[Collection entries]
------
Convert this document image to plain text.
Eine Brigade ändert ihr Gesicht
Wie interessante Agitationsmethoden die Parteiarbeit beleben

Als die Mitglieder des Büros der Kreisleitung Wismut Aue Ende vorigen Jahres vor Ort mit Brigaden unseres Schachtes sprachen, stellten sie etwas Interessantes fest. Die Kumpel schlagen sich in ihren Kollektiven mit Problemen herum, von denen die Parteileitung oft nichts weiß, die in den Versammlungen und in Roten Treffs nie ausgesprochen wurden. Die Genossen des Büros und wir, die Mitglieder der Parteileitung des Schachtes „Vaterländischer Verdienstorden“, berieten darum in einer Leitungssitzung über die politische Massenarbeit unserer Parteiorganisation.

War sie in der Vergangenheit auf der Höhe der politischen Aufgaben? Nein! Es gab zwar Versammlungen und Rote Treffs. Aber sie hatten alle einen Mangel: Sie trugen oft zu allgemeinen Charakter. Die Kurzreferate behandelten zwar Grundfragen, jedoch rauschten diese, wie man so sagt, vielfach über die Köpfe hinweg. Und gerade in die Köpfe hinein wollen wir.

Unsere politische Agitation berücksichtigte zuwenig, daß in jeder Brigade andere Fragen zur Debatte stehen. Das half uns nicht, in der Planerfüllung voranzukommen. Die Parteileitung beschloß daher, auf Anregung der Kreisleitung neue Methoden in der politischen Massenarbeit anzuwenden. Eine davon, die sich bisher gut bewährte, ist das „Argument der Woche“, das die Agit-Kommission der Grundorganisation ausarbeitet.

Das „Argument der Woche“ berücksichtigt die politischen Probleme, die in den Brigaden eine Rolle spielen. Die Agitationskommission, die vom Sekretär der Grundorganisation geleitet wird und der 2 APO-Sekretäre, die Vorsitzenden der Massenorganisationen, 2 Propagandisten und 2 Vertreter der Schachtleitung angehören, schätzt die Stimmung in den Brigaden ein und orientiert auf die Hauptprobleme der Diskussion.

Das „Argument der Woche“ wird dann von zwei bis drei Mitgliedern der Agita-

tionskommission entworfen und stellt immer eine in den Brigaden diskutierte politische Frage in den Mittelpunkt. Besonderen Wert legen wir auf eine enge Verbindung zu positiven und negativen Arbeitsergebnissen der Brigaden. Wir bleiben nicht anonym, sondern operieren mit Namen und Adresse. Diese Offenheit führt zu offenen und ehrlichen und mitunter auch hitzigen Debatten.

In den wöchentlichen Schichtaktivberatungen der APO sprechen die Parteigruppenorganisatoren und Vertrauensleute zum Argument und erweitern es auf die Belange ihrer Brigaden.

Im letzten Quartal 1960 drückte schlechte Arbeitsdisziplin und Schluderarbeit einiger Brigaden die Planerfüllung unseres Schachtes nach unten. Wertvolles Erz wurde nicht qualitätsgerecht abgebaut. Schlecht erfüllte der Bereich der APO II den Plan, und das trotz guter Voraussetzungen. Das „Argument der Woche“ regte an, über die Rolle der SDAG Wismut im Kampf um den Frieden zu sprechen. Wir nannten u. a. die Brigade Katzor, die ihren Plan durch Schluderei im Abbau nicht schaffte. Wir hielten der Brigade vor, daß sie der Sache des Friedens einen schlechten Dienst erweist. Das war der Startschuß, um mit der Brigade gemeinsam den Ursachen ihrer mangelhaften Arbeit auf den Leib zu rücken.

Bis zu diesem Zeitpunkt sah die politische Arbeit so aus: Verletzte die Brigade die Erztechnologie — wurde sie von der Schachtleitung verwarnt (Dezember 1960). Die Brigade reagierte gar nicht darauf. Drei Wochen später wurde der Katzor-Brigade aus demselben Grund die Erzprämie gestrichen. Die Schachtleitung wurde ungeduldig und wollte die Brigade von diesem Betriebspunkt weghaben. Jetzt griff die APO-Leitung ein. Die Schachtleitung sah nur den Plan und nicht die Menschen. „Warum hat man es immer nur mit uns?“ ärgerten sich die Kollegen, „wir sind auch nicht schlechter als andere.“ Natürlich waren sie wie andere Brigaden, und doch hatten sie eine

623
------
* **WORK TO COMPLETE**
Recopy the entries above in their entirety, exactly.

* **CORRECT RESULT**
Convert this document image to plain text.
Eine Brigade ändert ihr Gesicht
Wie interessante Agitationsmethoden die Parteiarbeit beleben

Als die Mitglieder des Büros der Kreisleitung Wismut Aue Ende vorigen Jahres vor Ort mit Brigaden unseres Schachtes sprachen, stellten sie etwas Interessantes fest. Die Kumpel schlagen sich in ihren Kollektiven mit Problemen herum, von denen die Parteileitung oft nichts weiß, die in den Versammlungen und in Roten Treffs nie ausgesprochen wurden. Die Genossen des Büros und wir, die Mitglieder der Parteileitung des Schachtes „Vaterländischer Verdienstorden“, berieten darum in einer Leitungssitzung über die politische Massenarbeit unserer Parteiorganisation.

War sie in der Vergangenheit auf der Höhe der politischen Aufgaben? Nein! Es gab zwar Versammlungen und Rote Treffs. Aber sie hatten alle einen Mangel: Sie trugen oft zu allgemeinen Charakter. Die Kurzreferate behandelten zwar Grundfragen, jedoch rauschten diese, wie man so sagt, vielfach über die Köpfe hinweg. Und gerade in die Köpfe hinein wollen wir.

Unsere politische Agitation berücksichtigte zuwenig, daß in jeder Brigade andere Fragen zur Debatte stehen. Das half uns nicht, in der Planerfüllung voranzukommen. Die Parteileitung beschloß daher, auf Anregung der Kreisleitung neue Methoden in der politischen Massenarbeit anzuwenden. Eine davon, die sich bisher gut bewährte, ist das „Argument der Woche“, das die Agit-Kommission der Grundorganisation ausarbeitet.

Das „Argument der Woche“ berücksichtigt die politischen Probleme, die in den Brigaden eine Rolle spielen. Die Agitationskommission, die vom Sekretär der Grundorganisation geleitet wird und der 2 APO-Sekretäre, die Vorsitzenden der Massenorganisationen, 2 Propagandisten und 2 Vertreter der Schachtleitung angehören, schätzt die Stimmung in den Brigaden ein und orientiert auf die Hauptprobleme der Diskussion.

Das „Argument der Woche“ wird dann von zwei bis drei Mitgliedern der Agita-

tionskommission entworfen und stellt immer eine in den Brigaden diskutierte politische Frage in den Mittelpunkt. Besonderen Wert legen wir auf eine enge Verbindung zu positiven und negativen Arbeitsergebnissen der Brigaden. Wir bleiben nicht anonym, sondern operieren mit Namen und Adresse. Diese Offenheit führt zu offenen und ehrlichen und mitunter auch hitzigen Debatten.

In den wöchentlichen Schichtaktivberatungen der APO sprechen die Parteigruppenorganisatoren und Vertrauensleute zum Argument und erweitern es auf die Belange ihrer Brigaden.

Im letzten Quartal 1960 drückte schlechte Arbeitsdisziplin und Schluderarbeit einiger Brigaden die Planerfüllung unseres Schachtes nach unten. Wertvolles Erz wurde nicht qualitätsgerecht abgebaut. Schlecht erfüllte der Bereich der APO II den Plan, und das trotz guter Voraussetzungen. Das „Argument der Woche“ regte an, über die Rolle der SDAG Wismut im Kampf um den Frieden zu sprechen. Wir nannten u. a. die Brigade Katzor, die ihren Plan durch Schluderei im Abbau nicht schaffte. Wir hielten der Brigade vor, daß sie der Sache des Friedens einen schlechten Dienst erweist. Das war der Startschuß, um mit der Brigade gemeinsam den Ursachen ihrer mangelhaften Arbeit auf den Leib zu rücken.

Bis zu diesem Zeitpunkt sah die politische Arbeit so aus: Verletzte die Brigade die Erztechnologie — wurde sie von der Schachtleitung verwarnt (Dezember 1960). Die Brigade reagierte gar nicht darauf. Drei Wochen später wurde der Katzor-Brigade aus demselben Grund die Erzprämie gestrichen. Die Schachtleitung wurde ungeduldig und wollte die Brigade von diesem Betriebspunkt weghaben. Jetzt griff die APO-Leitung ein. Die Schachtleitung sah nur den Plan und nicht die Menschen. „Warum hat man es immer nur mit uns?“ ärgerten sich die Kollegen, „wir sind auch nicht schlechter als andere.“ Natürlich waren sie wie andere Brigaden, und doch hatten sie eine

623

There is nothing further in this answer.